▶ [Kayıt listesi]
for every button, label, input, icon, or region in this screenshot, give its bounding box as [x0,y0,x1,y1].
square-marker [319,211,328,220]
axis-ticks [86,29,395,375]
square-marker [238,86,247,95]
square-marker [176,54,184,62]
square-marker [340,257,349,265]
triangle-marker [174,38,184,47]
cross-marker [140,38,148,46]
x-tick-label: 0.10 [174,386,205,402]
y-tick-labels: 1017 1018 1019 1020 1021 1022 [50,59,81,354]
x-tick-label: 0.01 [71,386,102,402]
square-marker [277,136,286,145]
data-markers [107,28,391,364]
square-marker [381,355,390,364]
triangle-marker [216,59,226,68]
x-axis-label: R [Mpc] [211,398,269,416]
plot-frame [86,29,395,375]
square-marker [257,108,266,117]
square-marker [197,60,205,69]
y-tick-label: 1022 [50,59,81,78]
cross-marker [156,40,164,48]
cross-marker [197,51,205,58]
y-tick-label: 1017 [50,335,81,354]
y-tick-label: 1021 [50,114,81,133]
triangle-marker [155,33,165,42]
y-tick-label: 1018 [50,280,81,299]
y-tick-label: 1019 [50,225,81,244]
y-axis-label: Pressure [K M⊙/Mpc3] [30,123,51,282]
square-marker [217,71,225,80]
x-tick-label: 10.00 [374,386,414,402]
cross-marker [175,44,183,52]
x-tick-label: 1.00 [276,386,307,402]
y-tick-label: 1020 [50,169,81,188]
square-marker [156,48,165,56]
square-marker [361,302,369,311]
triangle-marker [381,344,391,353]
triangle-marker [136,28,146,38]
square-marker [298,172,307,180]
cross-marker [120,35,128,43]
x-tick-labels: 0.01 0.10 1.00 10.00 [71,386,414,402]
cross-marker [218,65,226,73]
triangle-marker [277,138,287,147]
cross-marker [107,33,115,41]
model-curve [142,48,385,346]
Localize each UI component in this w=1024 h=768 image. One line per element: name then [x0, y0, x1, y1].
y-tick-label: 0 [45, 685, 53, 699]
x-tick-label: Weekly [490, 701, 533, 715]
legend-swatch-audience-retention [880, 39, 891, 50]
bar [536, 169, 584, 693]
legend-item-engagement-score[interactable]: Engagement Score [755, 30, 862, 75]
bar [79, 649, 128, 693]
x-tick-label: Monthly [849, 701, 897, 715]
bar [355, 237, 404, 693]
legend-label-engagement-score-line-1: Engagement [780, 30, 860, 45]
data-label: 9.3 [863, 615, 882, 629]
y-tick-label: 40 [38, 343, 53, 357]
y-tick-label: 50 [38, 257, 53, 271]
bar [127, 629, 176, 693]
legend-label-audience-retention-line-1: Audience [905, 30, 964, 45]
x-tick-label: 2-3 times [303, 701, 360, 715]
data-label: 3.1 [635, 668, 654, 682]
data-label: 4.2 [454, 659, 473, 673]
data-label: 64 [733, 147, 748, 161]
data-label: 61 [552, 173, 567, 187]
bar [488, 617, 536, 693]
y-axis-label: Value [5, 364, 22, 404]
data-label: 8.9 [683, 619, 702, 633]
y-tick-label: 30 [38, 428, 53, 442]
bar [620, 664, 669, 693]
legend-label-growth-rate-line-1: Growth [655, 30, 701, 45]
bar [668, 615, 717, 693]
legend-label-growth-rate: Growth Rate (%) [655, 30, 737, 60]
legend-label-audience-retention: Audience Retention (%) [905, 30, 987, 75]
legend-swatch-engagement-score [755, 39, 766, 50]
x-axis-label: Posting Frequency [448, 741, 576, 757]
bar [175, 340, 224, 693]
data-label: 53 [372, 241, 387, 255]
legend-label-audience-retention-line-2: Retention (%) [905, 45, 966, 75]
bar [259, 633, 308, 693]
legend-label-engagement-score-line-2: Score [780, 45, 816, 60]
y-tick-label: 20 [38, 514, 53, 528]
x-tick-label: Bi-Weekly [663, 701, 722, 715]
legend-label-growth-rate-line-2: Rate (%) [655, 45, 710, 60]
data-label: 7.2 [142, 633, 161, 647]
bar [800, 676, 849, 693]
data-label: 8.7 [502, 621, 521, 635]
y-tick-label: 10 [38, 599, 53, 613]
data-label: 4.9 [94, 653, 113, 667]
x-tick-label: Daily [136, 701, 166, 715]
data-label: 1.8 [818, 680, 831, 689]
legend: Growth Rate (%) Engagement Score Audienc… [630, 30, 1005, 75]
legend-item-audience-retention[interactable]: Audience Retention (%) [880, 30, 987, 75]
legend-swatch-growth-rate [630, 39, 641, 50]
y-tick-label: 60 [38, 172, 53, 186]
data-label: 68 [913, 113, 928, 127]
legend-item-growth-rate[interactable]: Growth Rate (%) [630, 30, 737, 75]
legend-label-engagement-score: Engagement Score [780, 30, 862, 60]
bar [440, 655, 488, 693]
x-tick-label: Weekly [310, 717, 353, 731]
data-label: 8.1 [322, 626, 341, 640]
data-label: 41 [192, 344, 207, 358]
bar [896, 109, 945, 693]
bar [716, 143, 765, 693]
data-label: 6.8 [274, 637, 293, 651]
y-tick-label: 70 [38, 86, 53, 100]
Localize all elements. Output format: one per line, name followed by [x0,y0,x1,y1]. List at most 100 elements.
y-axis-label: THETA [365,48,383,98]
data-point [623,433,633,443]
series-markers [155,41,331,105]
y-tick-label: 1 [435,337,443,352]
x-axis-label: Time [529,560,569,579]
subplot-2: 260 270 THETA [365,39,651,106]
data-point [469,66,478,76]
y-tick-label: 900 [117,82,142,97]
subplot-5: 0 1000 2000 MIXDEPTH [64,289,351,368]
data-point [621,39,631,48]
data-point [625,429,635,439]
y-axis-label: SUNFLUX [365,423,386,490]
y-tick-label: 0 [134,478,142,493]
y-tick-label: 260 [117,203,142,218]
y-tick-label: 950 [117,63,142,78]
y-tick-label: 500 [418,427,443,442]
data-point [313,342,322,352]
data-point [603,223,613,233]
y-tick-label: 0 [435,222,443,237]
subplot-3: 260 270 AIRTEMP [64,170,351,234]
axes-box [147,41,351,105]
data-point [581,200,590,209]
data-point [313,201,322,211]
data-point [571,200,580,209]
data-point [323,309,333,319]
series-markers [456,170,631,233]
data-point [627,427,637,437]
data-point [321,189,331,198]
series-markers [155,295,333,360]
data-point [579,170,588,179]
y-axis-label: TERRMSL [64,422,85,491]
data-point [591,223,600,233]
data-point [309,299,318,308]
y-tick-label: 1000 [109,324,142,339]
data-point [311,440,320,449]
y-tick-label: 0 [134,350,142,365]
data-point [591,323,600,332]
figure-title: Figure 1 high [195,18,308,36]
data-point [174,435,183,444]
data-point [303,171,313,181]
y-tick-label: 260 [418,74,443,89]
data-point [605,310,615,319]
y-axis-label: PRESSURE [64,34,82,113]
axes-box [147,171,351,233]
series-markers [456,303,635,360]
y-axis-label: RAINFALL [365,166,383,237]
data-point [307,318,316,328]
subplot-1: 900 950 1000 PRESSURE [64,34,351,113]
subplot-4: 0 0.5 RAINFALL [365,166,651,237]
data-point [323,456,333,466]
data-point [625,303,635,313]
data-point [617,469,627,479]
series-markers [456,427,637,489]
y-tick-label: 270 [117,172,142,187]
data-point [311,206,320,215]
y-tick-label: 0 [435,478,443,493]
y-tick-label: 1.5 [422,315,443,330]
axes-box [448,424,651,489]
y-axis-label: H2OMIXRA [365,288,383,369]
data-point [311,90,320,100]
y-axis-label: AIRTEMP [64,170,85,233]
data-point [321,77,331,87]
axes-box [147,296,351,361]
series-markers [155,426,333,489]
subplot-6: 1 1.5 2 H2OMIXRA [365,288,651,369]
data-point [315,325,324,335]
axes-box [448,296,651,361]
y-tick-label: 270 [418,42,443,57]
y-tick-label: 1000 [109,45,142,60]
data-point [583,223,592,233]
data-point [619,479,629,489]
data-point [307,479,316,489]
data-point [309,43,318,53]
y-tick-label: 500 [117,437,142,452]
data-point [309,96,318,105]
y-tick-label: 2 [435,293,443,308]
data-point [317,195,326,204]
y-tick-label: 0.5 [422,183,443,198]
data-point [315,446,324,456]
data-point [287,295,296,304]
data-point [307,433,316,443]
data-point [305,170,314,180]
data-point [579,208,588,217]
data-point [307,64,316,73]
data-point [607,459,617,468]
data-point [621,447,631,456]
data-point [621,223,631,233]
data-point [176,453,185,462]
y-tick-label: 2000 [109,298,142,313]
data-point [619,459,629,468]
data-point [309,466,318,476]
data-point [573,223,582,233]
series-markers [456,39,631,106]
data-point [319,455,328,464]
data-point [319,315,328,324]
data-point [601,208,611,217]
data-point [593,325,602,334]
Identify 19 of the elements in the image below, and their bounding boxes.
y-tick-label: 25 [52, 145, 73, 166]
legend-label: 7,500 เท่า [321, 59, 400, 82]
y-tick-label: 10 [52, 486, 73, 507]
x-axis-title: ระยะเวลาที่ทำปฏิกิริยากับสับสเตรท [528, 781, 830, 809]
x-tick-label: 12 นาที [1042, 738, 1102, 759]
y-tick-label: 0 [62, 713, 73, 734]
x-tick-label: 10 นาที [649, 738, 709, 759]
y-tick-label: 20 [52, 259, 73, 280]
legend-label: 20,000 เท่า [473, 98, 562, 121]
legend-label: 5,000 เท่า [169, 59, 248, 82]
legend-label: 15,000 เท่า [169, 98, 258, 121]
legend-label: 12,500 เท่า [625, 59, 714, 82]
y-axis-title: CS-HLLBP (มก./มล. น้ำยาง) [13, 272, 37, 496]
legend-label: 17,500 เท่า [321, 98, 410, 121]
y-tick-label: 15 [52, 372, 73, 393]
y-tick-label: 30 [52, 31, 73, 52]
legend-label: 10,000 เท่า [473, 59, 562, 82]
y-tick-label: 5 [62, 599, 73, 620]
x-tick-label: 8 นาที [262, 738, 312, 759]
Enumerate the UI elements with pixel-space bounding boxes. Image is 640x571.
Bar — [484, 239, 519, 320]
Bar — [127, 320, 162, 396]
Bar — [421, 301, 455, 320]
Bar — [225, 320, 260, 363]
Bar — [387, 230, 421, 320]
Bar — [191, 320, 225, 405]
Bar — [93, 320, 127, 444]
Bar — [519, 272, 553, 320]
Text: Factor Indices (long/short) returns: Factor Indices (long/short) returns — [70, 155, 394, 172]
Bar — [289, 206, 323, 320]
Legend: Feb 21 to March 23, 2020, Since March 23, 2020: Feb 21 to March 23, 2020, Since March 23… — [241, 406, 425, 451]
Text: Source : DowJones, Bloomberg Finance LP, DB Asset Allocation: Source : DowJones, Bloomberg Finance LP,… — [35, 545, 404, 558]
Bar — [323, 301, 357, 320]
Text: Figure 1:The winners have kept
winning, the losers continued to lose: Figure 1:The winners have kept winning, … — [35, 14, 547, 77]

▶ [Yapacağın iş] Kayıtların en başından "bar [127, 629, 176, 693]" yazan satıra kadar her satırı birebir kopyala. İki uçtaki satırlar da dahil.

▶ [Görev çıktısı]
for every button, label, input, icon, or region in this screenshot, give its bounding box as [x0,y0,x1,y1].
square-marker [319,211,328,220]
axis-ticks [86,29,395,375]
square-marker [238,86,247,95]
square-marker [176,54,184,62]
square-marker [340,257,349,265]
triangle-marker [174,38,184,47]
cross-marker [140,38,148,46]
x-tick-label: 0.10 [174,386,205,402]
y-tick-labels: 1017 1018 1019 1020 1021 1022 [50,59,81,354]
x-tick-label: 0.01 [71,386,102,402]
square-marker [277,136,286,145]
data-markers [107,28,391,364]
square-marker [381,355,390,364]
triangle-marker [216,59,226,68]
x-axis-label: R [Mpc] [211,398,269,416]
plot-frame [86,29,395,375]
square-marker [257,108,266,117]
square-marker [197,60,205,69]
y-tick-label: 1022 [50,59,81,78]
cross-marker [156,40,164,48]
cross-marker [197,51,205,58]
y-tick-label: 1017 [50,335,81,354]
y-tick-label: 1021 [50,114,81,133]
triangle-marker [155,33,165,42]
y-tick-label: 1018 [50,280,81,299]
y-tick-label: 1019 [50,225,81,244]
y-axis-label: Pressure [K M⊙/Mpc3] [30,123,51,282]
square-marker [217,71,225,80]
x-tick-label: 10.00 [374,386,414,402]
cross-marker [175,44,183,52]
x-tick-label: 1.00 [276,386,307,402]
y-tick-label: 1020 [50,169,81,188]
square-marker [156,48,165,56]
square-marker [361,302,369,311]
triangle-marker [381,344,391,353]
triangle-marker [136,28,146,38]
square-marker [298,172,307,180]
cross-marker [120,35,128,43]
x-tick-labels: 0.01 0.10 1.00 10.00 [71,386,414,402]
cross-marker [218,65,226,73]
triangle-marker [277,138,287,147]
cross-marker [107,33,115,41]
model-curve [142,48,385,346]
Localize each UI component in this w=1024 h=768 image. One line per element: name then [x0, y0, x1, y1].
y-tick-label: 0 [45, 685, 53, 699]
x-tick-label: Weekly [490, 701, 533, 715]
legend-swatch-audience-retention [880, 39, 891, 50]
bar [536, 169, 584, 693]
legend-item-engagement-score[interactable]: Engagement Score [755, 30, 862, 75]
bar [79, 649, 128, 693]
x-tick-label: Monthly [849, 701, 897, 715]
bar [355, 237, 404, 693]
legend-label-engagement-score-line-1: Engagement [780, 30, 860, 45]
data-label: 9.3 [863, 615, 882, 629]
y-tick-label: 40 [38, 343, 53, 357]
y-tick-label: 50 [38, 257, 53, 271]
bar [127, 629, 176, 693]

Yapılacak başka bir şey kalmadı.